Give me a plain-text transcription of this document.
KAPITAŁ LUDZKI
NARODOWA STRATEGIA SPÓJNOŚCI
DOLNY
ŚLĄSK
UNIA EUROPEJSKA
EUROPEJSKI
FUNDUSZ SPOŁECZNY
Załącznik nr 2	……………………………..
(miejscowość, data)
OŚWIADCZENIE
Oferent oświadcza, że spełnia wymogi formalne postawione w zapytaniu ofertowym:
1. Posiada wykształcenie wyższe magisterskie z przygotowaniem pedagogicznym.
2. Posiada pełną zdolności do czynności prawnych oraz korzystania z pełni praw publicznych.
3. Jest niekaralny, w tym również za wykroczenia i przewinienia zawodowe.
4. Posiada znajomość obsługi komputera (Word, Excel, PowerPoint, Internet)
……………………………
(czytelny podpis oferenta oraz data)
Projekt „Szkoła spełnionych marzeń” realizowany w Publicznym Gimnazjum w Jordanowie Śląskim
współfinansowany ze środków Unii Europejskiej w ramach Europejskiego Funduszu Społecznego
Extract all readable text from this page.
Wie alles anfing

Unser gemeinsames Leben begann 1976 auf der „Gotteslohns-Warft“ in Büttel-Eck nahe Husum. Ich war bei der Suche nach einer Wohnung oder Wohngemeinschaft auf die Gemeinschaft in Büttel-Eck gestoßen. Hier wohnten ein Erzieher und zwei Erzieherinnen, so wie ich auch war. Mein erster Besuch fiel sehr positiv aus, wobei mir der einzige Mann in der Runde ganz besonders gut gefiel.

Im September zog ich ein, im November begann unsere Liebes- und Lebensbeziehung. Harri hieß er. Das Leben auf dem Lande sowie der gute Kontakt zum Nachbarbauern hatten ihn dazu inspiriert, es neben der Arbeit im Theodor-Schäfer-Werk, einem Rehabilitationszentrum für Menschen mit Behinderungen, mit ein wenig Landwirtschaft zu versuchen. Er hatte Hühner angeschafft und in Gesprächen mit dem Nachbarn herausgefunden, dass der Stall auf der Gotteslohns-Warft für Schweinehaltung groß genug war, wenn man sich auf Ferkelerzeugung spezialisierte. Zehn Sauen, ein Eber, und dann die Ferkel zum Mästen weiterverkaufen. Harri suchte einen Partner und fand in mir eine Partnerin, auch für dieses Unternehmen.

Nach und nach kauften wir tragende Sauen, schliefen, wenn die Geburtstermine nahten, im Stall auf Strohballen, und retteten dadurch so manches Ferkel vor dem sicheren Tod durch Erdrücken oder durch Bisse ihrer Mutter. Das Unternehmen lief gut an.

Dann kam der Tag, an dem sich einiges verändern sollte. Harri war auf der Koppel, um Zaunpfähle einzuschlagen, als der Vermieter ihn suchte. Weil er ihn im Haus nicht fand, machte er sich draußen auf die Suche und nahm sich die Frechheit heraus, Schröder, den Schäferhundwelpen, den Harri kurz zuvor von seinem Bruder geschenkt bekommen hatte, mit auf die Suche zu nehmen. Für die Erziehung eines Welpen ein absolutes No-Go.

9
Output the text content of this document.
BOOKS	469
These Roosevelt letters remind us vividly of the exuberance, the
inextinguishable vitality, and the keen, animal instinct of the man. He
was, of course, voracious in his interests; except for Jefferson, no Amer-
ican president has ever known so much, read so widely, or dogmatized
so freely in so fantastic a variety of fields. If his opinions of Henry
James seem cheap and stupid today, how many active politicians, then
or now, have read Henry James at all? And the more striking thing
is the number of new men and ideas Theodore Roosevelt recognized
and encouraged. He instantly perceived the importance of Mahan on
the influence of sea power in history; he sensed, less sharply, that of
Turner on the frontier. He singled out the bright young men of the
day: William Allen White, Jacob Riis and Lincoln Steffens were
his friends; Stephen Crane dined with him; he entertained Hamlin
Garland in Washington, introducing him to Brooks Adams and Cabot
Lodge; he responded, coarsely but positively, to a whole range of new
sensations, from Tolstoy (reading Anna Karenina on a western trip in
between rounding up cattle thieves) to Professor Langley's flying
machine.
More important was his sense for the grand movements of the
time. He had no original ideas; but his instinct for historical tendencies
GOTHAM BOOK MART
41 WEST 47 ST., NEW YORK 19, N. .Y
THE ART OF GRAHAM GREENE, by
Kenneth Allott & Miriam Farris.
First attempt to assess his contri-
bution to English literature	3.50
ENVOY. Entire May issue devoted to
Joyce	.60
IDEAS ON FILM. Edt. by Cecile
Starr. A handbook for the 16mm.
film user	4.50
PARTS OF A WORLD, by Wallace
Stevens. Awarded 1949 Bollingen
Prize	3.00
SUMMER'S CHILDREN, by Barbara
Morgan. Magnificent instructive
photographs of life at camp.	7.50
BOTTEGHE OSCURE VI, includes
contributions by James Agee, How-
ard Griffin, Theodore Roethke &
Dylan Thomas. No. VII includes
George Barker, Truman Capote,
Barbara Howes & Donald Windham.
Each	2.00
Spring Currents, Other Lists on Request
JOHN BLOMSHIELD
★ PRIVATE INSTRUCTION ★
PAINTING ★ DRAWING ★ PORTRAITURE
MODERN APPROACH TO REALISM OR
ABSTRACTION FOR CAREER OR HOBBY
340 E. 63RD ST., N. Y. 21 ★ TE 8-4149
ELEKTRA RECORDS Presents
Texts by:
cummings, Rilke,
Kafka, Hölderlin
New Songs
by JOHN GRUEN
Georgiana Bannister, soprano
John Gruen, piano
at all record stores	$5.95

**Exercise details**
Repeat the entries shown above, every one, word for word.

**Solution**
Give me a plain-text transcription of this document.
KAPITAŁ LUDZKI
NARODOWA STRATEGIA SPÓJNOŚCI
DOLNY
ŚLĄSK
UNIA EUROPEJSKA
EUROPEJSKI
FUNDUSZ SPOŁECZNY
Załącznik nr 2	……………………………..
(miejscowość, data)
OŚWIADCZENIE
Oferent oświadcza, że spełnia wymogi formalne postawione w zapytaniu ofertowym:
1. Posiada wykształcenie wyższe magisterskie z przygotowaniem pedagogicznym.
2. Posiada pełną zdolności do czynności prawnych oraz korzystania z pełni praw publicznych.
3. Jest niekaralny, w tym również za wykroczenia i przewinienia zawodowe.
4. Posiada znajomość obsługi komputera (Word, Excel, PowerPoint, Internet)
……………………………
(czytelny podpis oferenta oraz data)
Projekt „Szkoła spełnionych marzeń” realizowany w Publicznym Gimnazjum w Jordanowie Śląskim
współfinansowany ze środków Unii Europejskiej w ramach Europejskiego Funduszu Społecznego
Extract all readable text from this page.
Wie alles anfing

Unser gemeinsames Leben begann 1976 auf der „Gotteslohns-Warft“ in Büttel-Eck nahe Husum. Ich war bei der Suche nach einer Wohnung oder Wohngemeinschaft auf die Gemeinschaft in Büttel-Eck gestoßen. Hier wohnten ein Erzieher und zwei Erzieherinnen, so wie ich auch war. Mein erster Besuch fiel sehr positiv aus, wobei mir der einzige Mann in der Runde ganz besonders gut gefiel.

Im September zog ich ein, im November begann unsere Liebes- und Lebensbeziehung. Harri hieß er. Das Leben auf dem Lande sowie der gute Kontakt zum Nachbarbauern hatten ihn dazu inspiriert, es neben der Arbeit im Theodor-Schäfer-Werk, einem Rehabilitationszentrum für Menschen mit Behinderungen, mit ein wenig Landwirtschaft zu versuchen. Er hatte Hühner angeschafft und in Gesprächen mit dem Nachbarn herausgefunden, dass der Stall auf der Gotteslohns-Warft für Schweinehaltung groß genug war, wenn man sich auf Ferkelerzeugung spezialisierte. Zehn Sauen, ein Eber, und dann die Ferkel zum Mästen weiterverkaufen. Harri suchte einen Partner und fand in mir eine Partnerin, auch für dieses Unternehmen.

Nach und nach kauften wir tragende Sauen, schliefen, wenn die Geburtstermine nahten, im Stall auf Strohballen, und retteten dadurch so manches Ferkel vor dem sicheren Tod durch Erdrücken oder durch Bisse ihrer Mutter. Das Unternehmen lief gut an.

Dann kam der Tag, an dem sich einiges verändern sollte. Harri war auf der Koppel, um Zaunpfähle einzuschlagen, als der Vermieter ihn suchte. Weil er ihn im Haus nicht fand, machte er sich draußen auf die Suche und nahm sich die Frechheit heraus, Schröder, den Schäferhundwelpen, den Harri kurz zuvor von seinem Bruder geschenkt bekommen hatte, mit auf die Suche zu nehmen. Für die Erziehung eines Welpen ein absolutes No-Go.

9
Output the text content of this document.
BOOKS	469
These Roosevelt letters remind us vividly of the exuberance, the
inextinguishable vitality, and the keen, animal instinct of the man. He
was, of course, voracious in his interests; except for Jefferson, no Amer-
ican president has ever known so much, read so widely, or dogmatized
so freely in so fantastic a variety of fields. If his opinions of Henry
James seem cheap and stupid today, how many active politicians, then
or now, have read Henry James at all? And the more striking thing
is the number of new men and ideas Theodore Roosevelt recognized
and encouraged. He instantly perceived the importance of Mahan on
the influence of sea power in history; he sensed, less sharply, that of
Turner on the frontier. He singled out the bright young men of the
day: William Allen White, Jacob Riis and Lincoln Steffens were
his friends; Stephen Crane dined with him; he entertained Hamlin
Garland in Washington, introducing him to Brooks Adams and Cabot
Lodge; he responded, coarsely but positively, to a whole range of new
sensations, from Tolstoy (reading Anna Karenina on a western trip in
between rounding up cattle thieves) to Professor Langley's flying
machine.
More important was his sense for the grand movements of the
time. He had no original ideas; but his instinct for historical tendencies
GOTHAM BOOK MART
41 WEST 47 ST., NEW YORK 19, N. .Y
THE ART OF GRAHAM GREENE, by
Kenneth Allott & Miriam Farris.
First attempt to assess his contri-
bution to English literature	3.50
ENVOY. Entire May issue devoted to
Joyce	.60
IDEAS ON FILM. Edt. by Cecile
Starr. A handbook for the 16mm.
film user	4.50
PARTS OF A WORLD, by Wallace
Stevens. Awarded 1949 Bollingen
Prize	3.00
SUMMER'S CHILDREN, by Barbara
Morgan. Magnificent instructive
photographs of life at camp.	7.50
BOTTEGHE OSCURE VI, includes
contributions by James Agee, How-
ard Griffin, Theodore Roethke &
Dylan Thomas. No. VII includes
George Barker, Truman Capote,
Barbara Howes & Donald Windham.
Each	2.00
Spring Currents, Other Lists on Request
JOHN BLOMSHIELD
★ PRIVATE INSTRUCTION ★
PAINTING ★ DRAWING ★ PORTRAITURE
MODERN APPROACH TO REALISM OR
ABSTRACTION FOR CAREER OR HOBBY
340 E. 63RD ST., N. Y. 21 ★ TE 8-4149
ELEKTRA RECORDS Presents
Texts by:
cummings, Rilke,
Kafka, Hölderlin
New Songs
by JOHN GRUEN
Georgiana Bannister, soprano
John Gruen, piano
at all record stores	$5.95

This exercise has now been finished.